■ Job:
Collect each line of the entries that holds the string "JSON".

■ Collected data entries:
============================================================
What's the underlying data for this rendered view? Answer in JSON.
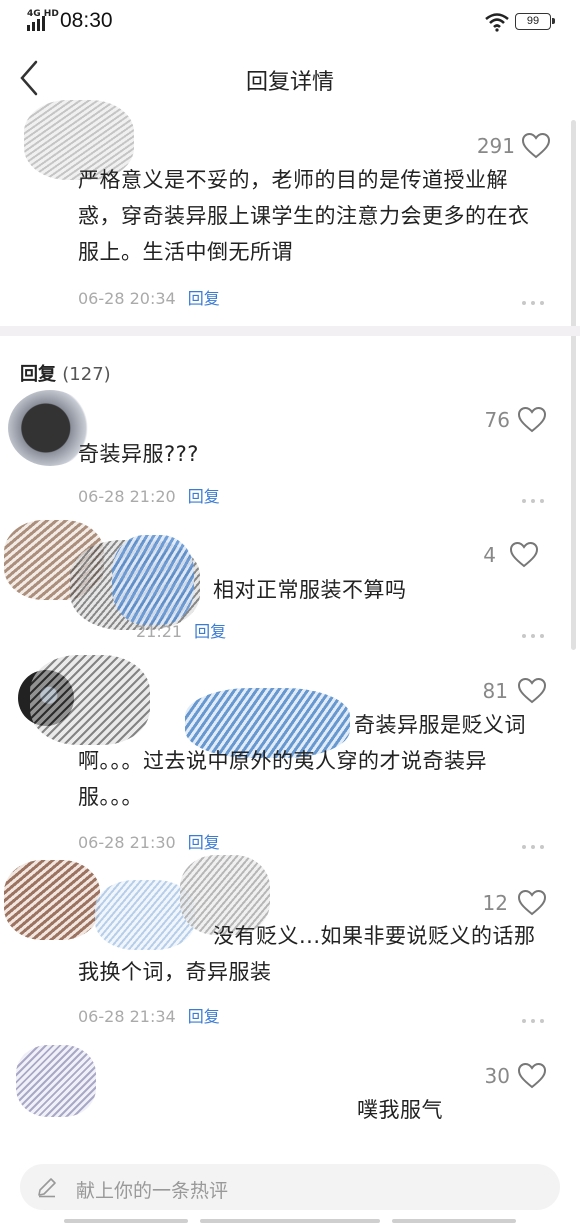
{
  "status_bar": {
    "network": "4G HD",
    "time": "08:30",
    "battery": "99"
  },
  "header": {
    "title": "回复详情"
  },
  "main_comment": {
    "likes": "291",
    "text": "严格意义是不妥的，老师的目的是传道授业解惑，穿奇装异服上课学生的注意力会更多的在衣服上。生活中倒无所谓",
    "time": "06-28 20:34",
    "reply_label": "回复"
  },
  "replies_section": {
    "label": "回复",
    "count": "(127)"
  },
  "replies": [
    {
      "likes": "76",
      "text": "奇装异服???",
      "time": "06-28 21:20",
      "reply_label": "回复"
    },
    {
      "likes": "4",
      "text": "相对正常服装不算吗",
      "time": "21:21",
      "reply_label": "回复"
    },
    {
      "likes": "81",
      "text": "奇装异服是贬义词啊。。。过去说中原外的夷人穿的才说奇装异服。。。",
      "time": "06-28 21:30",
      "reply_label": "回复"
    },
    {
      "likes": "12",
      "text": "没有贬义...如果非要说贬义的话那我换个词，奇异服装",
      "time": "06-28 21:34",
      "reply_label": "回复"
    },
    {
      "likes": "30",
      "text": "噗我服气",
      "time": "",
      "reply_label": ""
    }
  ],
  "input": {
    "placeholder": "献上你的一条热评"
  },
  "colors": {
    "accent": "#3a7bd5",
    "meta": "#aaaaaa",
    "divider": "#f2f0f3"
  }
}
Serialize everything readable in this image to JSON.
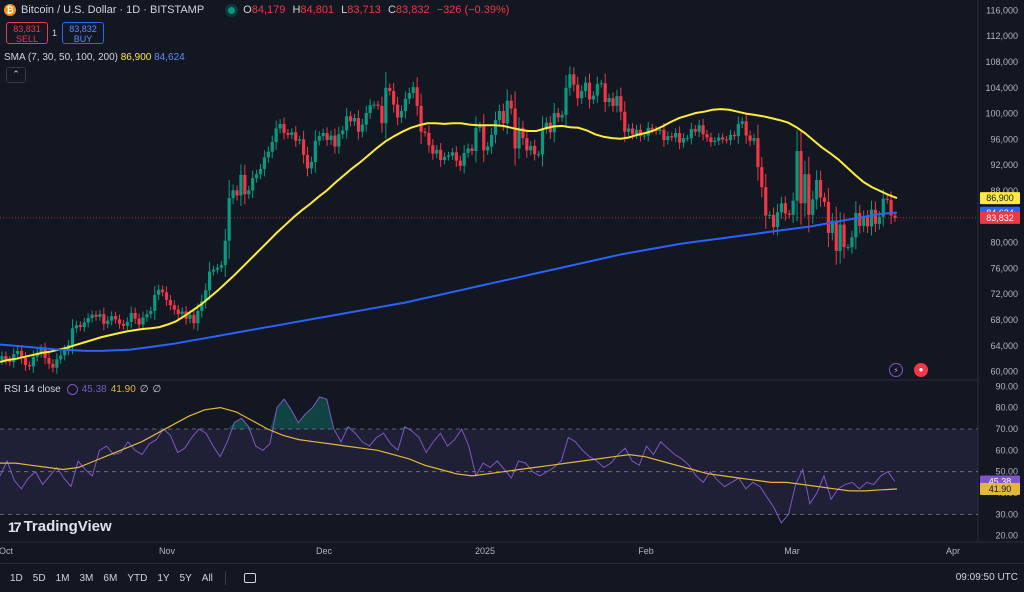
{
  "header": {
    "title": "Bitcoin / U.S. Dollar · 1D · BITSTAMP",
    "icon": "bitcoin-icon",
    "ohlc": [
      {
        "k": "O",
        "v": "84,179"
      },
      {
        "k": "H",
        "v": "84,801"
      },
      {
        "k": "L",
        "v": "83,713"
      },
      {
        "k": "C",
        "v": "83,832"
      },
      {
        "k": "",
        "v": "−326 (−0.39%)"
      }
    ]
  },
  "trade": {
    "sell_price": "83,831",
    "sell_label": "SELL",
    "spread": "1",
    "buy_price": "83,832",
    "buy_label": "BUY"
  },
  "sma": {
    "label": "SMA (7, 30, 50, 100, 200)",
    "v1": "86,900",
    "v2": "84,624"
  },
  "collapse_glyph": "⌃",
  "rsi": {
    "label": "RSI 14 close",
    "v1": "45.38",
    "v2": "41.90",
    "v3": "∅",
    "v4": "∅"
  },
  "brand": {
    "name": "TradingView",
    "mark": "17"
  },
  "toolbar": {
    "timeframes": [
      "1D",
      "5D",
      "1M",
      "3M",
      "6M",
      "YTD",
      "1Y",
      "5Y",
      "All"
    ],
    "clock": "09:09:50 UTC"
  },
  "colors": {
    "up": "#089981",
    "down": "#f23645",
    "sma30": "#ffeb3b",
    "sma200": "#2962ff",
    "rsi": "#7e57c2",
    "rsi_ma": "#e3b73c"
  },
  "chart_data": [
    {
      "type": "line",
      "name": "price",
      "x_labels": [
        "Oct",
        "Nov",
        "Dec",
        "2025",
        "Feb",
        "Mar",
        "Apr"
      ],
      "y_ticks": [
        "116,000",
        "112,000",
        "108,000",
        "104,000",
        "100,000",
        "96,000",
        "92,000",
        "88,000",
        "84,000",
        "80,000",
        "76,000",
        "72,000",
        "68,000",
        "64,000",
        "60,000"
      ],
      "ylim": [
        59000,
        117000
      ],
      "price_labels": [
        {
          "text": "86,900",
          "value": 86900,
          "color": "#ffeb3b"
        },
        {
          "text": "84,624",
          "value": 84624,
          "color": "#2962ff"
        },
        {
          "text": "83,832",
          "value": 83832,
          "color": "#f23645"
        }
      ],
      "close_series": [
        62400,
        61800,
        61500,
        62700,
        63200,
        62100,
        61000,
        60800,
        62300,
        62900,
        63500,
        62100,
        61200,
        60600,
        61900,
        62500,
        63300,
        64100,
        66700,
        67200,
        66900,
        67600,
        68300,
        68800,
        68500,
        68900,
        67400,
        67900,
        68600,
        68100,
        67400,
        67100,
        67700,
        69100,
        68200,
        67300,
        68400,
        68900,
        69400,
        71900,
        72700,
        72300,
        71100,
        70300,
        69600,
        68900,
        69300,
        68200,
        68800,
        67500,
        69400,
        70900,
        72600,
        75500,
        75800,
        76100,
        76500,
        80300,
        86900,
        88100,
        87300,
        90500,
        87500,
        88100,
        90000,
        90600,
        91400,
        93200,
        94100,
        95600,
        97700,
        98400,
        97000,
        96700,
        97100,
        95800,
        96000,
        93600,
        91500,
        92500,
        95800,
        96500,
        97000,
        95900,
        96600,
        94900,
        96800,
        97400,
        99600,
        98800,
        99300,
        97200,
        98300,
        100100,
        101300,
        101400,
        101200,
        98500,
        104000,
        103500,
        101400,
        99400,
        100400,
        102300,
        103200,
        104100,
        101200,
        97200,
        97000,
        95100,
        93800,
        94400,
        92800,
        93300,
        93500,
        94000,
        92700,
        91900,
        93900,
        94600,
        94200,
        97800,
        98100,
        94300,
        94900,
        96700,
        99000,
        100400,
        98500,
        102000,
        100800,
        94600,
        97800,
        96200,
        94300,
        95000,
        93700,
        93700,
        97700,
        98600,
        97100,
        100100,
        99400,
        99800,
        104000,
        106100,
        104500,
        102400,
        103500,
        104800,
        102200,
        102800,
        104600,
        104700,
        101800,
        102400,
        101200,
        102700,
        100300,
        97200,
        97700,
        96800,
        97500,
        96500,
        96600,
        97800,
        97500,
        97300,
        97500,
        95900,
        96500,
        96300,
        97000,
        95500,
        96200,
        96200,
        97600,
        97200,
        98200,
        96800,
        96300,
        95600,
        95800,
        96300,
        96000,
        95900,
        96700,
        96500,
        98400,
        98800,
        96600,
        95800,
        96200,
        91700,
        88600,
        84200,
        84300,
        82400,
        84700,
        86100,
        84500,
        84300,
        86500,
        94200,
        86100,
        90600,
        84300,
        86700,
        89700,
        87000,
        86300,
        81500,
        83400,
        78700,
        82800,
        79300,
        79300,
        80800,
        84600,
        82600,
        84000,
        82500,
        85100,
        82900,
        84000,
        86800,
        86600,
        84200,
        83832
      ],
      "sma30_start": 5,
      "sma30": [
        61500,
        61800,
        62000,
        62300,
        62600,
        62900,
        63100,
        63400,
        63700,
        64100,
        64500,
        64900,
        65300,
        65600,
        65900,
        66200,
        66400,
        66600,
        66700,
        66900,
        67300,
        67800,
        68600,
        69500,
        70400,
        71500,
        72600,
        73800,
        75000,
        76300,
        77600,
        78900,
        80200,
        81500,
        82700,
        83900,
        85000,
        86000,
        87100,
        88100,
        89300,
        90400,
        91500,
        92500,
        93600,
        94700,
        95700,
        96500,
        97200,
        97800,
        98200,
        98500,
        98500,
        98400,
        98500,
        98500,
        98300,
        98200,
        98200,
        98200,
        98100,
        97800,
        97500,
        97300,
        97300,
        97700,
        98000,
        98100,
        97900,
        97800,
        97400,
        96800,
        96400,
        96200,
        96100,
        96300,
        96700,
        97000,
        97400,
        98000,
        98700,
        99300,
        99700,
        100100,
        100300,
        100600,
        100700,
        100600,
        100300,
        100000,
        99800,
        99600,
        99300,
        99000,
        98600,
        97900,
        97000,
        95900,
        94800,
        93900,
        92900,
        91700,
        90500,
        89400,
        88600,
        88000,
        87400,
        86900
      ],
      "sma200": [
        64200,
        64000,
        63800,
        63600,
        63400,
        63300,
        63200,
        63200,
        63300,
        63400,
        63700,
        64000,
        64300,
        64700,
        65100,
        65500,
        65900,
        66300,
        66700,
        67100,
        67500,
        67900,
        68300,
        68700,
        69100,
        69500,
        69900,
        70300,
        70700,
        71200,
        71700,
        72200,
        72700,
        73200,
        73700,
        74200,
        74700,
        75200,
        75700,
        76200,
        76700,
        77200,
        77700,
        78200,
        78600,
        79000,
        79400,
        79800,
        80100,
        80400,
        80700,
        81000,
        81300,
        81600,
        81900,
        82200,
        82500,
        82900,
        83300,
        83700,
        84100,
        84500,
        84624
      ]
    },
    {
      "type": "line",
      "name": "RSI 14 close",
      "y_ticks": [
        "90.00",
        "80.00",
        "70.00",
        "60.00",
        "50.00",
        "40.00",
        "30.00",
        "20.00"
      ],
      "ylim": [
        18,
        92
      ],
      "levels": [
        70,
        50,
        30
      ],
      "labels": [
        {
          "text": "45.38",
          "value": 45.38,
          "color": "#7e57c2"
        },
        {
          "text": "41.90",
          "value": 41.9,
          "color": "#e3b73c"
        }
      ],
      "rsi": [
        48,
        55,
        46,
        42,
        47,
        50,
        44,
        48,
        52,
        47,
        43,
        55,
        51,
        48,
        60,
        62,
        58,
        59,
        64,
        60,
        58,
        63,
        65,
        70,
        67,
        59,
        61,
        66,
        70,
        68,
        62,
        57,
        64,
        73,
        75,
        71,
        62,
        60,
        63,
        80,
        84,
        79,
        73,
        77,
        80,
        85,
        84,
        70,
        64,
        71,
        68,
        64,
        62,
        66,
        68,
        63,
        60,
        71,
        69,
        66,
        59,
        64,
        68,
        62,
        65,
        70,
        62,
        48,
        54,
        52,
        55,
        51,
        47,
        55,
        54,
        50,
        48,
        50,
        52,
        55,
        66,
        64,
        60,
        57,
        55,
        52,
        54,
        58,
        61,
        55,
        53,
        62,
        58,
        64,
        61,
        58,
        56,
        53,
        48,
        45,
        50,
        46,
        43,
        45,
        47,
        42,
        45,
        43,
        38,
        33,
        26,
        30,
        44,
        51,
        35,
        40,
        48,
        37,
        42,
        44,
        45,
        42,
        45,
        44,
        48,
        50,
        45.38
      ],
      "rsi_ma": [
        54,
        54,
        53,
        52,
        51,
        52,
        55,
        58,
        61,
        64,
        68,
        72,
        76,
        79,
        80,
        78,
        74,
        70,
        67,
        65,
        64,
        63,
        62,
        61,
        60,
        58,
        56,
        53,
        51,
        49,
        48,
        49,
        50,
        51,
        52,
        53,
        54,
        55,
        56,
        57,
        58,
        57,
        55,
        53,
        51,
        49,
        48,
        47,
        46,
        45,
        45,
        44,
        43,
        42,
        41,
        41,
        41.5,
        41.9
      ]
    }
  ]
}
============================================================
■ Answer for this exercise:
What's the underlying data for this rendered view? Answer in JSON.
Serialize everything readable in this image to JSON.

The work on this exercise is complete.